▶ WRITTEN PROBLEM: For every line in the records that has the word "right", make a copy.

(Collected data entries)
☆ ☆ ☆ ☆ ☆ ☆ ☆

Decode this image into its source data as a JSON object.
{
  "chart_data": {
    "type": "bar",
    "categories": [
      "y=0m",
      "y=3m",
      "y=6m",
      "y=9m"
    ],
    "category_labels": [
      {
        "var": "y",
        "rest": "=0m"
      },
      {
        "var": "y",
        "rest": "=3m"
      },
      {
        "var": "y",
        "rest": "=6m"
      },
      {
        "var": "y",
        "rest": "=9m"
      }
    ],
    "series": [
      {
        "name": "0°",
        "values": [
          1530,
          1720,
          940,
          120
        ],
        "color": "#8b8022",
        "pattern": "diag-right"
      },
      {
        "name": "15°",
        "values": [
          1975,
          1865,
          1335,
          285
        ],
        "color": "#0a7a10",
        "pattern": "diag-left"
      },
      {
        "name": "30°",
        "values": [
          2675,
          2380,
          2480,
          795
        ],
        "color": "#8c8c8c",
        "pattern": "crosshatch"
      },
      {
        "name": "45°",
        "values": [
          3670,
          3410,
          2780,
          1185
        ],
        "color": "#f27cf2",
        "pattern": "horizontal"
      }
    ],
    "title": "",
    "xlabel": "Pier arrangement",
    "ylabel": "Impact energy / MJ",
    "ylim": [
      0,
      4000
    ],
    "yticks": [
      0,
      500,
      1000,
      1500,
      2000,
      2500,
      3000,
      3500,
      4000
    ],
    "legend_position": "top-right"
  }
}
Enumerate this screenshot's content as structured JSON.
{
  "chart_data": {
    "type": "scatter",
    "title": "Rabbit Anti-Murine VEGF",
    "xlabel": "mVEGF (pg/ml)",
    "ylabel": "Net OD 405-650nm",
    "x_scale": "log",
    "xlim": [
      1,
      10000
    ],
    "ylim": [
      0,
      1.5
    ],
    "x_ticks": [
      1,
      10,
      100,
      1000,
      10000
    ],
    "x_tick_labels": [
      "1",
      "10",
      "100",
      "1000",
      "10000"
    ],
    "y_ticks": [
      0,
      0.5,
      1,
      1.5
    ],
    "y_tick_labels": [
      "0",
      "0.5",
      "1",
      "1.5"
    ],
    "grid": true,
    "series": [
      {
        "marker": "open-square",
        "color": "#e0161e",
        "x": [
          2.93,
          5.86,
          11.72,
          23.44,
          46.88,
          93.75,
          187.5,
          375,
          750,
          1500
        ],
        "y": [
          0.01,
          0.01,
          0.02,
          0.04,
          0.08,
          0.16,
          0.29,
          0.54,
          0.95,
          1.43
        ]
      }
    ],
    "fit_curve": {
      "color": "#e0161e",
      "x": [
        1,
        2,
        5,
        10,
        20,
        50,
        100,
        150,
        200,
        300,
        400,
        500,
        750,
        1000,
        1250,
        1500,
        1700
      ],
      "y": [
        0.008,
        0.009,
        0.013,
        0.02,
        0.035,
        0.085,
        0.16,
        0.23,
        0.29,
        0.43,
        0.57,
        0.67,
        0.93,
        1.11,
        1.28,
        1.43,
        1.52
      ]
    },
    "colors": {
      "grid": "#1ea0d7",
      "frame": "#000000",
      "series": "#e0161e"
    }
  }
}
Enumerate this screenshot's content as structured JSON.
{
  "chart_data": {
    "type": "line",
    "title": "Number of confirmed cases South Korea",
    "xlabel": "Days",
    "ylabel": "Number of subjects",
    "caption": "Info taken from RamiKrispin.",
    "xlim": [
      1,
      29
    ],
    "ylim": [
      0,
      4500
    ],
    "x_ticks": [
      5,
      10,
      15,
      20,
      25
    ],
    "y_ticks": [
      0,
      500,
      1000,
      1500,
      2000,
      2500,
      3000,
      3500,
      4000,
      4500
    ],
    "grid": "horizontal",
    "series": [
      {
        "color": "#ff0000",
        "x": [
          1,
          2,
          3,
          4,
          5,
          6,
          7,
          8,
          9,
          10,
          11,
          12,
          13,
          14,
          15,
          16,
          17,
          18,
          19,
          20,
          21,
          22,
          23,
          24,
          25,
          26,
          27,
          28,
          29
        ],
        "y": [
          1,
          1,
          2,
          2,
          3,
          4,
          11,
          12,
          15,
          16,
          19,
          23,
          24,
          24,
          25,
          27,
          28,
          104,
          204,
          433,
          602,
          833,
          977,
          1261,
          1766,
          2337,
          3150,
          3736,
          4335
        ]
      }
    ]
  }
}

☆ ☆ ☆ ☆ ☆ ☆ ☆

▶ THE REPLY:
        "pattern": "diag-right"
    "legend_position": "top-right"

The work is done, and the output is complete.